[Records]
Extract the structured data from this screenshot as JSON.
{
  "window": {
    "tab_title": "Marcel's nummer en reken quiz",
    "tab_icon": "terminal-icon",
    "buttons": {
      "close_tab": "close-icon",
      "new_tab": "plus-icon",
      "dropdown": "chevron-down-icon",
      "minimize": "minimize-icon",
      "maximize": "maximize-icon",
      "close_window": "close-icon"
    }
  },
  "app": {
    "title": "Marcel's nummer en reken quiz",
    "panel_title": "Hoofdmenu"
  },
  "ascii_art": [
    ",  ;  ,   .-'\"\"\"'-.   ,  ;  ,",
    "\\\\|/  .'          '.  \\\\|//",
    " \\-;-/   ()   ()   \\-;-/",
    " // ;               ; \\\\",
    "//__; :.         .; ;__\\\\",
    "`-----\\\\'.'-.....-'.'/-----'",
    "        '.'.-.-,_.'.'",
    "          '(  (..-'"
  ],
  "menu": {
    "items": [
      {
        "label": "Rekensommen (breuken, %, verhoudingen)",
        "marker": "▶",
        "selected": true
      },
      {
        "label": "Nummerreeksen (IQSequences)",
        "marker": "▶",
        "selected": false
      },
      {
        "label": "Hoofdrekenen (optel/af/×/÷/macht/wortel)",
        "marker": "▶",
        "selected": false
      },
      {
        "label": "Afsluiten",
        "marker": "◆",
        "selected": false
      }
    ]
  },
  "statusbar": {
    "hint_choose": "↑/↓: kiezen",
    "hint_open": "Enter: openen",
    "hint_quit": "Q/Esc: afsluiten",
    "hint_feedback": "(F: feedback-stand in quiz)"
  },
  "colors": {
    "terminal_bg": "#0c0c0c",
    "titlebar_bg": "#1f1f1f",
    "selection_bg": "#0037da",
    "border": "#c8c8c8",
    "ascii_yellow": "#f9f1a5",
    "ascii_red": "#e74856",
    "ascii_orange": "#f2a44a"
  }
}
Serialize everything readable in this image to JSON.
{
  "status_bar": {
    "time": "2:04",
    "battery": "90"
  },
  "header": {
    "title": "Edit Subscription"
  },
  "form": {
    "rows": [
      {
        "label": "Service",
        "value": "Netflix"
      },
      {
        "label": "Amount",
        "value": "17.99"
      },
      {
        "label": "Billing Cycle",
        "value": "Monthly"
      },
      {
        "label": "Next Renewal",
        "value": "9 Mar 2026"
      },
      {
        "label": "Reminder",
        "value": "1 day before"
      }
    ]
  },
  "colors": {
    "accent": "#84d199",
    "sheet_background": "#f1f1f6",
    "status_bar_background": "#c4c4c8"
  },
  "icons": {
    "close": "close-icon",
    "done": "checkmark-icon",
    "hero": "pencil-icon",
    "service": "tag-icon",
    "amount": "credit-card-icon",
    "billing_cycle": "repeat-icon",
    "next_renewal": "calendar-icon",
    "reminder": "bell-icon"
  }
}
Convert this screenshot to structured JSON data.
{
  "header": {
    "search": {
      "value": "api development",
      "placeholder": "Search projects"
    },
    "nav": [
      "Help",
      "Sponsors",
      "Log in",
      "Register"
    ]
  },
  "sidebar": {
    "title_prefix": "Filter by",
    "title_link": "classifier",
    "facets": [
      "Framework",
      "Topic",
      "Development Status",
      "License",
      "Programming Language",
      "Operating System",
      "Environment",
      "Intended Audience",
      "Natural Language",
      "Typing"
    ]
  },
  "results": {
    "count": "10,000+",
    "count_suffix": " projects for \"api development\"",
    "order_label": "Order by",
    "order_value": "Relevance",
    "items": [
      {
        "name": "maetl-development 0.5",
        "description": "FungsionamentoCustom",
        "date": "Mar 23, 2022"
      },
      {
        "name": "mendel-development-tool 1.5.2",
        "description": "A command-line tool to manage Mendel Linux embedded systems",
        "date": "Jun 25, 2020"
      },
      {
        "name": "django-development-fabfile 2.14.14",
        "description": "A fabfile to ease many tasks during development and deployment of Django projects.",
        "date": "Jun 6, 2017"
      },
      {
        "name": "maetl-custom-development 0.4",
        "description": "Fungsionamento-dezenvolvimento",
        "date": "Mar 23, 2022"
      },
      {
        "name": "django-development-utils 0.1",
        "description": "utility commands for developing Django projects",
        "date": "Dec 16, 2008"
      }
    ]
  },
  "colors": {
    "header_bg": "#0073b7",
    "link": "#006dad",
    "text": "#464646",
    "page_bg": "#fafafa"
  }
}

[Exercise prompt] Note each line of the entries that has "screenshot" in it, and copy those lines.

[Solution below]
Extract the structured data from this screenshot as JSON.
Convert this screenshot to structured JSON data.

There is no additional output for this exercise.